Determine the number of lines holding the word "JSON"; answer with that number only.

····················

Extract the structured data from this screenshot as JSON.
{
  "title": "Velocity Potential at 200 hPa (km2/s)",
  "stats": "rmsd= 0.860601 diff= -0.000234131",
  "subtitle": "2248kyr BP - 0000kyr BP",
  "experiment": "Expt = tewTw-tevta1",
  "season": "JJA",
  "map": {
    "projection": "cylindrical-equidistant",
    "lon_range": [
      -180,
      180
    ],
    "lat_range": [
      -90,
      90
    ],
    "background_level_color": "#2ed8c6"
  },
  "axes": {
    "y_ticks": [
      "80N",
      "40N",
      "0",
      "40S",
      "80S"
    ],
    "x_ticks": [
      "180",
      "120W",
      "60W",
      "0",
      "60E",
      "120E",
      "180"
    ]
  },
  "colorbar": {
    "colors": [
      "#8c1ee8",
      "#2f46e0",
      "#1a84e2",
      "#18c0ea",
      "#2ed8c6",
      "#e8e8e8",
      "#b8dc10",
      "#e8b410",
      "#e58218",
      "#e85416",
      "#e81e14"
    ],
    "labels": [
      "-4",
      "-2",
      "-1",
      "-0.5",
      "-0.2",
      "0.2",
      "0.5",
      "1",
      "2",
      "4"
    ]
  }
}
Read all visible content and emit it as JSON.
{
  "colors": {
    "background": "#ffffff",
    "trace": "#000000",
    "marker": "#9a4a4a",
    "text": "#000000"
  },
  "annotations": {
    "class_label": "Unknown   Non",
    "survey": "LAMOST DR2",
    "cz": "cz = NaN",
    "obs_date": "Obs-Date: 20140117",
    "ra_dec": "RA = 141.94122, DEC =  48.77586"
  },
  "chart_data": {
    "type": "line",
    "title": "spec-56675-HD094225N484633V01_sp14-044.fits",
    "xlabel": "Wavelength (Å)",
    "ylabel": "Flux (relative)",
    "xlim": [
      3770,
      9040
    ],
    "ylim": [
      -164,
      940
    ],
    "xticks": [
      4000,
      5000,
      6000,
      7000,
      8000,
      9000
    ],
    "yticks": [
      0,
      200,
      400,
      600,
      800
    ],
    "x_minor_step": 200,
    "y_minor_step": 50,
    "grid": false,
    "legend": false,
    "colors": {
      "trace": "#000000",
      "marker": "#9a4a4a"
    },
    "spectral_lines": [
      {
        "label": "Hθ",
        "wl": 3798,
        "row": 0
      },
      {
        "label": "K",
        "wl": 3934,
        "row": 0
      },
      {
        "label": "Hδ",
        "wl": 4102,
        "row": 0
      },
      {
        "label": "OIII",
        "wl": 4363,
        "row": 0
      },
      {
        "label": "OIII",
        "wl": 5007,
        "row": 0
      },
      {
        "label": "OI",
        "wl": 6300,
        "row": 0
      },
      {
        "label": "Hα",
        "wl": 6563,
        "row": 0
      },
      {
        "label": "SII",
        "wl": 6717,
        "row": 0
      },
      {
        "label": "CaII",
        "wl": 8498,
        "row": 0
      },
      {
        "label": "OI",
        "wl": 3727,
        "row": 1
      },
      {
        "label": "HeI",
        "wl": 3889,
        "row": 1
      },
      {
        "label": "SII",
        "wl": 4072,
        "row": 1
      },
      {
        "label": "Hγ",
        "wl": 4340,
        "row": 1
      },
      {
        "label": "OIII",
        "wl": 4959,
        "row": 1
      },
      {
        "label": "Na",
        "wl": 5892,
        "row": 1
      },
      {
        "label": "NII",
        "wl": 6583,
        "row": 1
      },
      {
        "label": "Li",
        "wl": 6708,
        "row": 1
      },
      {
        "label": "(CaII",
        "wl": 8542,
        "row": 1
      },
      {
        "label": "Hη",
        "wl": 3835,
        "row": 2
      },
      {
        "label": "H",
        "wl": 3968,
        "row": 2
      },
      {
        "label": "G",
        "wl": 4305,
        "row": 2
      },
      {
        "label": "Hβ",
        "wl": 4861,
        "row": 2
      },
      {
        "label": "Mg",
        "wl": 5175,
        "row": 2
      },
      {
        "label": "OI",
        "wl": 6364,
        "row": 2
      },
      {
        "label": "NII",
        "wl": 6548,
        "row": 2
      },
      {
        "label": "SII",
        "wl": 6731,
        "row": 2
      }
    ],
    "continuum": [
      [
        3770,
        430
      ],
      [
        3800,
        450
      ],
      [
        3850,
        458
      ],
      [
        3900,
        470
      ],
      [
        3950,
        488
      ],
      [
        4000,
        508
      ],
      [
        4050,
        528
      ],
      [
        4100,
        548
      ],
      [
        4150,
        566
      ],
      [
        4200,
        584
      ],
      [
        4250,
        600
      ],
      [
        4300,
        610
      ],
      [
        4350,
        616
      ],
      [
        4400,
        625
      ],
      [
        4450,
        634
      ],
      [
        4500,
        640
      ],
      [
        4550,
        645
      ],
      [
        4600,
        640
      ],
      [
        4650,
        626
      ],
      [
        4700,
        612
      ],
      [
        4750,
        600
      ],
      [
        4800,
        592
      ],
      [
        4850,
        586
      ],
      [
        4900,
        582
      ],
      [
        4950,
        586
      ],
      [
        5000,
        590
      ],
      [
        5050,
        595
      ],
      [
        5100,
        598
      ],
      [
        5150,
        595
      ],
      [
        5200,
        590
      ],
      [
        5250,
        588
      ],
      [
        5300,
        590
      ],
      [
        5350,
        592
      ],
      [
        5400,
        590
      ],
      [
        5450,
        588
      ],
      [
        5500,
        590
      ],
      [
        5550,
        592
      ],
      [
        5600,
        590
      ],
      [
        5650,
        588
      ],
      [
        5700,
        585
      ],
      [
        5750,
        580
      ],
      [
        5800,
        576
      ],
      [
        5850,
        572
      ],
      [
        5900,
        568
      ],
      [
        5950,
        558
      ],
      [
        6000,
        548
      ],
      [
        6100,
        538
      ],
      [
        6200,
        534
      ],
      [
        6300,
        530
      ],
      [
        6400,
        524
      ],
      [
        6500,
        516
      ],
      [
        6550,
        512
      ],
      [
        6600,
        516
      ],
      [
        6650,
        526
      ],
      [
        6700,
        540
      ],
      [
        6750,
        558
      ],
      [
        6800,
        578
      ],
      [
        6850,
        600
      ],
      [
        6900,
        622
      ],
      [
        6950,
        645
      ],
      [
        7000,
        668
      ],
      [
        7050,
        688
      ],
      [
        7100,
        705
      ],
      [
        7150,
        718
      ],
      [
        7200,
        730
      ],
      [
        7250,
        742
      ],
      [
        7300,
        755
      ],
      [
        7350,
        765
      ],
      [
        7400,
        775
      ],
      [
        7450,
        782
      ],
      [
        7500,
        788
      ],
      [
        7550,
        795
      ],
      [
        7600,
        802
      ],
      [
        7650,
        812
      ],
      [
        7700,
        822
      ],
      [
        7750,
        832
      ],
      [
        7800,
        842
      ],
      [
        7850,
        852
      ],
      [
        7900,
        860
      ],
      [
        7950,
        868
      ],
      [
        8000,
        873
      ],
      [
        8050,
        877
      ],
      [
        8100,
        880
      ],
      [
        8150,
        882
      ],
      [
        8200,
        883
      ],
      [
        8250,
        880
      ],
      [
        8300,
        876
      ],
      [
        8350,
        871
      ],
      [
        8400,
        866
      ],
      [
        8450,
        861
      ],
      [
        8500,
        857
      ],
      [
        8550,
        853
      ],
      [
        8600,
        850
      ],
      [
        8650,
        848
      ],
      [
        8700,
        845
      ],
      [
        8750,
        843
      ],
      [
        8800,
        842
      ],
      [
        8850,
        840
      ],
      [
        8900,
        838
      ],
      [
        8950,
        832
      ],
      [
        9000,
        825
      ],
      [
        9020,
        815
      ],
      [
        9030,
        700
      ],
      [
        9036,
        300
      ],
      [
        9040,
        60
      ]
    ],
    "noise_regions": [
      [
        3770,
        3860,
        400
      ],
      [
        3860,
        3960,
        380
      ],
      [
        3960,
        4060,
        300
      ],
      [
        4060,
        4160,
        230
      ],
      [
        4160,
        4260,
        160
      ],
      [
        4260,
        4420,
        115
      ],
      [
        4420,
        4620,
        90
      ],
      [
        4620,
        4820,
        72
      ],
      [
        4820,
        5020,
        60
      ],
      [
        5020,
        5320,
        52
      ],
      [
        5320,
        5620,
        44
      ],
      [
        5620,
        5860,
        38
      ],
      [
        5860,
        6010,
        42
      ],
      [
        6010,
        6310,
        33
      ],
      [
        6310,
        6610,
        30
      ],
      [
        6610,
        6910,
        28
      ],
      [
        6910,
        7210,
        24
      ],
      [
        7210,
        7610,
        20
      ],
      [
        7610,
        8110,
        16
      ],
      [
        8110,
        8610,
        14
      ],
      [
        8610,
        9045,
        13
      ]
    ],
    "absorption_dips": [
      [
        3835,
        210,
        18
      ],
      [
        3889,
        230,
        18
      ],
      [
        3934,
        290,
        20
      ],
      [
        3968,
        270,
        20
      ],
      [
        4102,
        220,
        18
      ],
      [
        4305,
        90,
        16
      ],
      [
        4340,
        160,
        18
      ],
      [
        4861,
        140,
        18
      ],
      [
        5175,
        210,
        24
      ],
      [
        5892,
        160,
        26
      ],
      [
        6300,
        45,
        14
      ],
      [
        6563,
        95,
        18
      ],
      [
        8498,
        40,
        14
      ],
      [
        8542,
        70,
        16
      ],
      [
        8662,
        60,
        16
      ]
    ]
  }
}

····················

### Full response
2